= AIM =
Write out the entries verbatim and leave the images out of the copy.

= ITEMS =

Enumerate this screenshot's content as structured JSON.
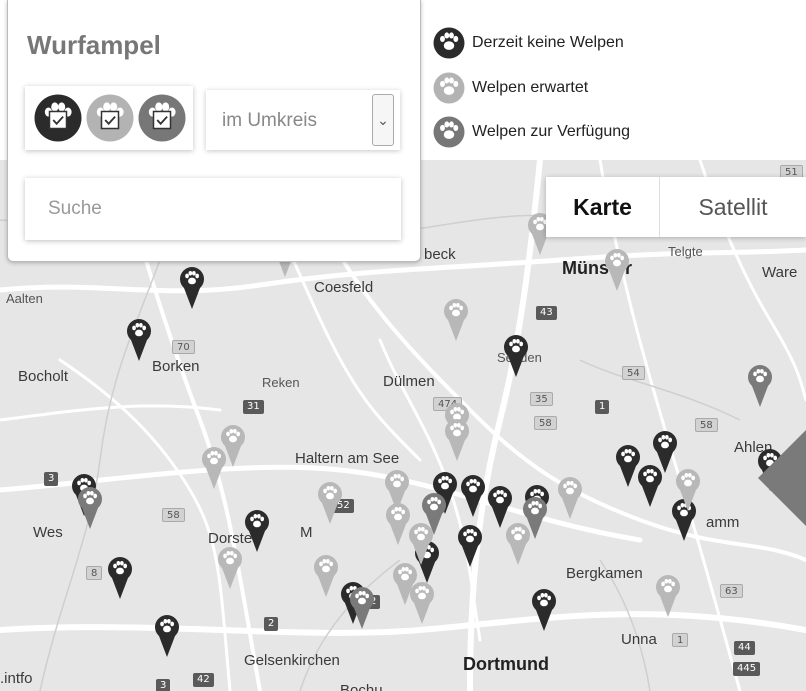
{
  "panel": {
    "title": "Wurfampel",
    "filters": [
      {
        "state": "Derzeit keine Welpen",
        "color": "#2b2b2b"
      },
      {
        "state": "Welpen erwartet",
        "color": "#b3b3b3"
      },
      {
        "state": "Welpen zur Verfügung",
        "color": "#777777"
      }
    ],
    "radius": {
      "value": "im Umkreis"
    },
    "search": {
      "placeholder": "Suche"
    }
  },
  "legend": [
    {
      "label": "Derzeit keine Welpen",
      "color": "#2b2b2b"
    },
    {
      "label": "Welpen erwartet",
      "color": "#b3b3b3"
    },
    {
      "label": "Welpen zur Verfügung",
      "color": "#777777"
    }
  ],
  "maptype": {
    "karte": "Karte",
    "satellit": "Satellit"
  },
  "places": [
    {
      "id": "muenster",
      "label": "Münster"
    },
    {
      "id": "telgte",
      "label": "Telgte"
    },
    {
      "id": "ware",
      "label": "Ware"
    },
    {
      "id": "beck",
      "label": "beck"
    },
    {
      "id": "aalten",
      "label": "Aalten"
    },
    {
      "id": "coesfeld",
      "label": "Coesfeld"
    },
    {
      "id": "senden",
      "label": "Senden"
    },
    {
      "id": "bocholt",
      "label": "Bocholt"
    },
    {
      "id": "borken",
      "label": "Borken"
    },
    {
      "id": "reken",
      "label": "Reken"
    },
    {
      "id": "duelmen",
      "label": "Dülmen"
    },
    {
      "id": "ahlen",
      "label": "Ahlen"
    },
    {
      "id": "haltern",
      "label": "Haltern am See"
    },
    {
      "id": "wes",
      "label": "Wes"
    },
    {
      "id": "dorste",
      "label": "Dorste"
    },
    {
      "id": "m",
      "label": "M"
    },
    {
      "id": "amm",
      "label": "amm"
    },
    {
      "id": "bergkamen",
      "label": "Bergkamen"
    },
    {
      "id": "unna",
      "label": "Unna"
    },
    {
      "id": "gelsenkirchen",
      "label": "Gelsenkirchen"
    },
    {
      "id": "dortmund",
      "label": "Dortmund"
    },
    {
      "id": "intfo",
      "label": ".intfo"
    },
    {
      "id": "bochu",
      "label": "Bochu"
    }
  ],
  "road_shields": [
    "51",
    "43",
    "70",
    "54",
    "474",
    "35",
    "58",
    "1",
    "58",
    "31",
    "3",
    "58",
    "52",
    "8",
    "2",
    "2",
    "63",
    "1",
    "44",
    "445",
    "42",
    "3"
  ],
  "markers": [
    {
      "status": "none"
    },
    {
      "status": "none"
    },
    {
      "status": "none"
    },
    {
      "status": "none"
    },
    {
      "status": "none"
    },
    {
      "status": "none"
    },
    {
      "status": "none"
    },
    {
      "status": "none"
    },
    {
      "status": "none"
    },
    {
      "status": "none"
    },
    {
      "status": "none"
    },
    {
      "status": "none"
    },
    {
      "status": "none"
    },
    {
      "status": "none"
    },
    {
      "status": "none"
    },
    {
      "status": "none"
    },
    {
      "status": "none"
    },
    {
      "status": "none"
    },
    {
      "status": "none"
    },
    {
      "status": "none"
    },
    {
      "status": "expected"
    },
    {
      "status": "expected"
    },
    {
      "status": "expected"
    },
    {
      "status": "expected"
    },
    {
      "status": "expected"
    },
    {
      "status": "expected"
    },
    {
      "status": "expected"
    },
    {
      "status": "expected"
    },
    {
      "status": "expected"
    },
    {
      "status": "expected"
    },
    {
      "status": "expected"
    },
    {
      "status": "expected"
    },
    {
      "status": "expected"
    },
    {
      "status": "expected"
    },
    {
      "status": "expected"
    },
    {
      "status": "expected"
    },
    {
      "status": "expected"
    },
    {
      "status": "expected"
    },
    {
      "status": "expected"
    },
    {
      "status": "expected"
    },
    {
      "status": "available"
    },
    {
      "status": "available"
    },
    {
      "status": "available"
    },
    {
      "status": "available"
    },
    {
      "status": "available"
    }
  ],
  "status_colors": {
    "none": "#2b2b2b",
    "expected": "#b8b8b8",
    "available": "#7a7a7a"
  }
}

= COMPLETE RESPONSE =
Enumerate this screenshot's content as structured JSON.
{
  "panel": {
    "title": "Wurfampel",
    "filters": [
      {
        "state": "Derzeit keine Welpen",
        "color": "#2b2b2b"
      },
      {
        "state": "Welpen erwartet",
        "color": "#b3b3b3"
      },
      {
        "state": "Welpen zur Verfügung",
        "color": "#777777"
      }
    ],
    "radius": {
      "value": "im Umkreis"
    },
    "search": {
      "placeholder": "Suche"
    }
  },
  "legend": [
    {
      "label": "Derzeit keine Welpen",
      "color": "#2b2b2b"
    },
    {
      "label": "Welpen erwartet",
      "color": "#b3b3b3"
    },
    {
      "label": "Welpen zur Verfügung",
      "color": "#777777"
    }
  ],
  "maptype": {
    "karte": "Karte",
    "satellit": "Satellit"
  },
  "places": [
    {
      "id": "muenster",
      "label": "Münster"
    },
    {
      "id": "telgte",
      "label": "Telgte"
    },
    {
      "id": "ware",
      "label": "Ware"
    },
    {
      "id": "beck",
      "label": "beck"
    },
    {
      "id": "aalten",
      "label": "Aalten"
    },
    {
      "id": "coesfeld",
      "label": "Coesfeld"
    },
    {
      "id": "senden",
      "label": "Senden"
    },
    {
      "id": "bocholt",
      "label": "Bocholt"
    },
    {
      "id": "borken",
      "label": "Borken"
    },
    {
      "id": "reken",
      "label": "Reken"
    },
    {
      "id": "duelmen",
      "label": "Dülmen"
    },
    {
      "id": "ahlen",
      "label": "Ahlen"
    },
    {
      "id": "haltern",
      "label": "Haltern am See"
    },
    {
      "id": "wes",
      "label": "Wes"
    },
    {
      "id": "dorste",
      "label": "Dorste"
    },
    {
      "id": "m",
      "label": "M"
    },
    {
      "id": "amm",
      "label": "amm"
    },
    {
      "id": "bergkamen",
      "label": "Bergkamen"
    },
    {
      "id": "unna",
      "label": "Unna"
    },
    {
      "id": "gelsenkirchen",
      "label": "Gelsenkirchen"
    },
    {
      "id": "dortmund",
      "label": "Dortmund"
    },
    {
      "id": "intfo",
      "label": ".intfo"
    },
    {
      "id": "bochu",
      "label": "Bochu"
    }
  ],
  "road_shields": [
    "51",
    "43",
    "70",
    "54",
    "474",
    "35",
    "58",
    "1",
    "58",
    "31",
    "3",
    "58",
    "52",
    "8",
    "2",
    "2",
    "63",
    "1",
    "44",
    "445",
    "42",
    "3"
  ],
  "markers": [
    {
      "status": "none"
    },
    {
      "status": "none"
    },
    {
      "status": "none"
    },
    {
      "status": "none"
    },
    {
      "status": "none"
    },
    {
      "status": "none"
    },
    {
      "status": "none"
    },
    {
      "status": "none"
    },
    {
      "status": "none"
    },
    {
      "status": "none"
    },
    {
      "status": "none"
    },
    {
      "status": "none"
    },
    {
      "status": "none"
    },
    {
      "status": "none"
    },
    {
      "status": "none"
    },
    {
      "status": "none"
    },
    {
      "status": "none"
    },
    {
      "status": "none"
    },
    {
      "status": "none"
    },
    {
      "status": "none"
    },
    {
      "status": "expected"
    },
    {
      "status": "expected"
    },
    {
      "status": "expected"
    },
    {
      "status": "expected"
    },
    {
      "status": "expected"
    },
    {
      "status": "expected"
    },
    {
      "status": "expected"
    },
    {
      "status": "expected"
    },
    {
      "status": "expected"
    },
    {
      "status": "expected"
    },
    {
      "status": "expected"
    },
    {
      "status": "expected"
    },
    {
      "status": "expected"
    },
    {
      "status": "expected"
    },
    {
      "status": "expected"
    },
    {
      "status": "expected"
    },
    {
      "status": "expected"
    },
    {
      "status": "expected"
    },
    {
      "status": "expected"
    },
    {
      "status": "expected"
    },
    {
      "status": "available"
    },
    {
      "status": "available"
    },
    {
      "status": "available"
    },
    {
      "status": "available"
    },
    {
      "status": "available"
    }
  ],
  "status_colors": {
    "none": "#2b2b2b",
    "expected": "#b8b8b8",
    "available": "#7a7a7a"
  }
}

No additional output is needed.